+++ Dataset records +++

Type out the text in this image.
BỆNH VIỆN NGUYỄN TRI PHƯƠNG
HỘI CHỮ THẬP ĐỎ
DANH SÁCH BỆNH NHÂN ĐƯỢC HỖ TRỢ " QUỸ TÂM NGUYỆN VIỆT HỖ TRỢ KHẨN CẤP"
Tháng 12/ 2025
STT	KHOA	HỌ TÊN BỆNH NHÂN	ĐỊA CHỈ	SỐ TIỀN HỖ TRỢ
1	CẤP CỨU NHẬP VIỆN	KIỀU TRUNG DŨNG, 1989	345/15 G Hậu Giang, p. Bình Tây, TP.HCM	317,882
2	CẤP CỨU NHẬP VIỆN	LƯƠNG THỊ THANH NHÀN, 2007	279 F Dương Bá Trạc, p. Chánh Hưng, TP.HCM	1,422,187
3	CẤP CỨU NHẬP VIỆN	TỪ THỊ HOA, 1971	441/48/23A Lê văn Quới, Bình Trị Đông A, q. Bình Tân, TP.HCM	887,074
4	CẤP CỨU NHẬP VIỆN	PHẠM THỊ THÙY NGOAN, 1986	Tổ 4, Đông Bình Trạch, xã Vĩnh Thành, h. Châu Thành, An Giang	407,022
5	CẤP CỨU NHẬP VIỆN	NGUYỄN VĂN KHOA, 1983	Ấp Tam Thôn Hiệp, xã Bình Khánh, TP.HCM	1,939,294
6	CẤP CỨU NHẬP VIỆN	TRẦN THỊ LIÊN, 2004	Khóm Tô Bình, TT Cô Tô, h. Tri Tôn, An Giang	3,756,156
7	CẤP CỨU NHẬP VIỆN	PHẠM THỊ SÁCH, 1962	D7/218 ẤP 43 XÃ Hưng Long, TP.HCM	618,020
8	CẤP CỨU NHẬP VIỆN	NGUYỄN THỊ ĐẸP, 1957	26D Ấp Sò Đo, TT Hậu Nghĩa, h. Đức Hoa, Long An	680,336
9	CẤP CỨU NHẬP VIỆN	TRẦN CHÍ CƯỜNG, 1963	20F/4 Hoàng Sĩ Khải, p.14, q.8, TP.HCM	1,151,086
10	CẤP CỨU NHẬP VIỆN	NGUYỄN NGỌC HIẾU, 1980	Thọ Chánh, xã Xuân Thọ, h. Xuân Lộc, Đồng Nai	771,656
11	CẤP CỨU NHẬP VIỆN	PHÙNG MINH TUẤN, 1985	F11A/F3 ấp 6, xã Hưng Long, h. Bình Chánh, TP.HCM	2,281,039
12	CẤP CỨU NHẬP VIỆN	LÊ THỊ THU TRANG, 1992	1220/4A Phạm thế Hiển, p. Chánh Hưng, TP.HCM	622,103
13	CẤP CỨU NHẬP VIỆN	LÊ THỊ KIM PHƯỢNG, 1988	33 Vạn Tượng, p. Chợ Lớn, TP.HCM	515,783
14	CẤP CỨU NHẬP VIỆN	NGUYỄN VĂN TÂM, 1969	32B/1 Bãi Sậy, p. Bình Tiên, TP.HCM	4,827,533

+++

# The task
Quote each line of the listing above exactly.

# The reply
Type out the text in this image.
BỆNH VIỆN NGUYỄN TRI PHƯƠNG
HỘI CHỮ THẬP ĐỎ
DANH SÁCH BỆNH NHÂN ĐƯỢC HỖ TRỢ " QUỸ TÂM NGUYỆN VIỆT HỖ TRỢ KHẨN CẤP"
Tháng 12/ 2025
STT	KHOA	HỌ TÊN BỆNH NHÂN	ĐỊA CHỈ	SỐ TIỀN HỖ TRỢ
1	CẤP CỨU NHẬP VIỆN	KIỀU TRUNG DŨNG, 1989	345/15 G Hậu Giang, p. Bình Tây, TP.HCM	317,882
2	CẤP CỨU NHẬP VIỆN	LƯƠNG THỊ THANH NHÀN, 2007	279 F Dương Bá Trạc, p. Chánh Hưng, TP.HCM	1,422,187
3	CẤP CỨU NHẬP VIỆN	TỪ THỊ HOA, 1971	441/48/23A Lê văn Quới, Bình Trị Đông A, q. Bình Tân, TP.HCM	887,074
4	CẤP CỨU NHẬP VIỆN	PHẠM THỊ THÙY NGOAN, 1986	Tổ 4, Đông Bình Trạch, xã Vĩnh Thành, h. Châu Thành, An Giang	407,022
5	CẤP CỨU NHẬP VIỆN	NGUYỄN VĂN KHOA, 1983	Ấp Tam Thôn Hiệp, xã Bình Khánh, TP.HCM	1,939,294
6	CẤP CỨU NHẬP VIỆN	TRẦN THỊ LIÊN, 2004	Khóm Tô Bình, TT Cô Tô, h. Tri Tôn, An Giang	3,756,156
7	CẤP CỨU NHẬP VIỆN	PHẠM THỊ SÁCH, 1962	D7/218 ẤP 43 XÃ Hưng Long, TP.HCM	618,020
8	CẤP CỨU NHẬP VIỆN	NGUYỄN THỊ ĐẸP, 1957	26D Ấp Sò Đo, TT Hậu Nghĩa, h. Đức Hoa, Long An	680,336
9	CẤP CỨU NHẬP VIỆN	TRẦN CHÍ CƯỜNG, 1963	20F/4 Hoàng Sĩ Khải, p.14, q.8, TP.HCM	1,151,086
10	CẤP CỨU NHẬP VIỆN	NGUYỄN NGỌC HIẾU, 1980	Thọ Chánh, xã Xuân Thọ, h. Xuân Lộc, Đồng Nai	771,656
11	CẤP CỨU NHẬP VIỆN	PHÙNG MINH TUẤN, 1985	F11A/F3 ấp 6, xã Hưng Long, h. Bình Chánh, TP.HCM	2,281,039
12	CẤP CỨU NHẬP VIỆN	LÊ THỊ THU TRANG, 1992	1220/4A Phạm thế Hiển, p. Chánh Hưng, TP.HCM	622,103
13	CẤP CỨU NHẬP VIỆN	LÊ THỊ KIM PHƯỢNG, 1988	33 Vạn Tượng, p. Chợ Lớn, TP.HCM	515,783
14	CẤP CỨU NHẬP VIỆN	NGUYỄN VĂN TÂM, 1969	32B/1 Bãi Sậy, p. Bình Tiên, TP.HCM	4,827,533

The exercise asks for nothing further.